→ **GIVEN EXERCISE**
Copy every line of the records below word for word, but leave the pictures out.

(Element-and-box listings)
=====

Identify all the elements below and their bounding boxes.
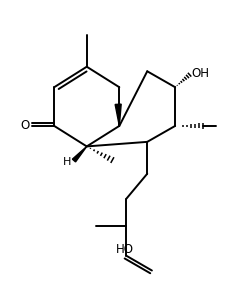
Polygon shape [72,146,87,162]
Text: H: H [63,157,72,167]
Text: HO: HO [116,243,134,256]
Text: O: O [21,120,30,132]
Text: OH: OH [191,67,209,80]
Polygon shape [115,104,121,126]
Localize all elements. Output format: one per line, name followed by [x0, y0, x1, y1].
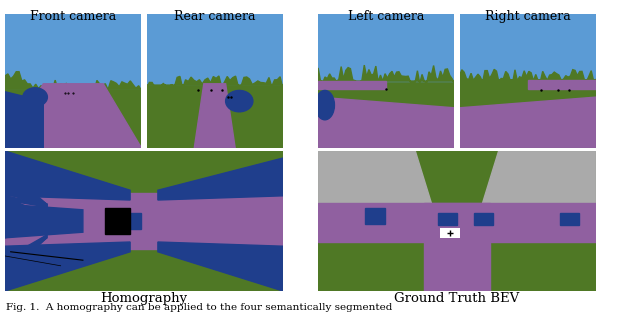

=====

→ **ANSWER FOR THE TASK**
Identify all the elements below and their bounding boxes.
Polygon shape [72,146,87,162]
Text: H: H [63,157,72,167]
Text: HO: HO [116,243,134,256]
Text: O: O [21,120,30,132]
Text: OH: OH [191,67,209,80]
Polygon shape [115,104,121,126]
Localize all elements. Output format: one per line, name followed by [x0, y0, x1, y1].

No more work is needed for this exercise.